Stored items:
##############################

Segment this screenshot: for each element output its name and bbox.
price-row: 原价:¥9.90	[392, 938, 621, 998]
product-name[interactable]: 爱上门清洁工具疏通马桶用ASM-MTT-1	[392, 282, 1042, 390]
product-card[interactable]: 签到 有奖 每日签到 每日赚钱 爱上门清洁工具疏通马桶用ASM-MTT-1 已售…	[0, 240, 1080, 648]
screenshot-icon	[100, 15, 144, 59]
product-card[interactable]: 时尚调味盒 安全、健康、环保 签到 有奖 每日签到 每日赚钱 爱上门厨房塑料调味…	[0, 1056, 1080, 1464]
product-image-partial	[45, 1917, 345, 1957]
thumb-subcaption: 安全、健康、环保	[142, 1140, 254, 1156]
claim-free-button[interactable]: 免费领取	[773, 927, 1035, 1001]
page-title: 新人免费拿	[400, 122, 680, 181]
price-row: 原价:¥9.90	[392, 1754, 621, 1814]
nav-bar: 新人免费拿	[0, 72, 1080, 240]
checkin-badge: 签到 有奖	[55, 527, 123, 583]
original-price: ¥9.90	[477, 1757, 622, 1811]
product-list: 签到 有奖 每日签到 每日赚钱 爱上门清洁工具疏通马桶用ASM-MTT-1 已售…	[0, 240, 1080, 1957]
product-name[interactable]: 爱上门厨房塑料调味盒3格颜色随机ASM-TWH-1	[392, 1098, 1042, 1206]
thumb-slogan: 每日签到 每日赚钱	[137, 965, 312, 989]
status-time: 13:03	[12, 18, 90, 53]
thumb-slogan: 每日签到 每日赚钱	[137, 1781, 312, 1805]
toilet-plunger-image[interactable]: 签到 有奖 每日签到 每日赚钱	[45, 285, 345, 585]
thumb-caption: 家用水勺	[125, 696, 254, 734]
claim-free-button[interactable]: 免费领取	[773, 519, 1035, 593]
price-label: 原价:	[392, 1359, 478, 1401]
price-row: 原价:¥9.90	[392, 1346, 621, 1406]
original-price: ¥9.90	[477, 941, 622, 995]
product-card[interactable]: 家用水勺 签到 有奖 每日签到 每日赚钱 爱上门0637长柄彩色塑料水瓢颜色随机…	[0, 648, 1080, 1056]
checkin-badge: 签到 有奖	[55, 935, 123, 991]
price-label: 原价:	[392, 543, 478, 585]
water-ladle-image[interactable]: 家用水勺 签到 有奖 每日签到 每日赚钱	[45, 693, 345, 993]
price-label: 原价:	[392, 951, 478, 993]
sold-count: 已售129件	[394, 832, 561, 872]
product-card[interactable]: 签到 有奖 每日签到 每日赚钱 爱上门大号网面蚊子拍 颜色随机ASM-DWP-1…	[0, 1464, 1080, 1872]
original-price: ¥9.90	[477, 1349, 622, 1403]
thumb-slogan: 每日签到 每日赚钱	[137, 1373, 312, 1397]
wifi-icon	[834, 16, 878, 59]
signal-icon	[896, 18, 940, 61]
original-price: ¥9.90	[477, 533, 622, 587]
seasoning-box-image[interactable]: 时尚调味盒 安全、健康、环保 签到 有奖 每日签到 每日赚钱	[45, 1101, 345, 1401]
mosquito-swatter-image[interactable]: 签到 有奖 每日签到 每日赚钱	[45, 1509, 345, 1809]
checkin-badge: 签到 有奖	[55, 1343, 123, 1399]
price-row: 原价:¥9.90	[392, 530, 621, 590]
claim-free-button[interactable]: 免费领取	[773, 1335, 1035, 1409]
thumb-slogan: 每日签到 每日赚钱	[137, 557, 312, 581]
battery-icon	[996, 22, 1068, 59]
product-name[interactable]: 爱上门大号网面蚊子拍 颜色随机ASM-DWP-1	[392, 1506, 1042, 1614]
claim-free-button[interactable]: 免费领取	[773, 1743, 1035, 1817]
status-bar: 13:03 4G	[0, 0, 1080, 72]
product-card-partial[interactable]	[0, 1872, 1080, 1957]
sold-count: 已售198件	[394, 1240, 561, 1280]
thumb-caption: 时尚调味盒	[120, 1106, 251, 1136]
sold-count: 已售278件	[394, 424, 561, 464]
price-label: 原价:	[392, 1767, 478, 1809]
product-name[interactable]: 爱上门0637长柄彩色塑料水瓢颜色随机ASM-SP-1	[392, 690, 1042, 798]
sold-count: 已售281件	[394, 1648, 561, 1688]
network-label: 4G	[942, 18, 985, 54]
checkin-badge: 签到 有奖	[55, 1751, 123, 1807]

##############################

WHAT THIS TASK INVOLVES: Give the number of lines in the data above that contain the string "partial", with case counting. Reply with the number alone.

RESPONSE TO THIS EXERCISE: 2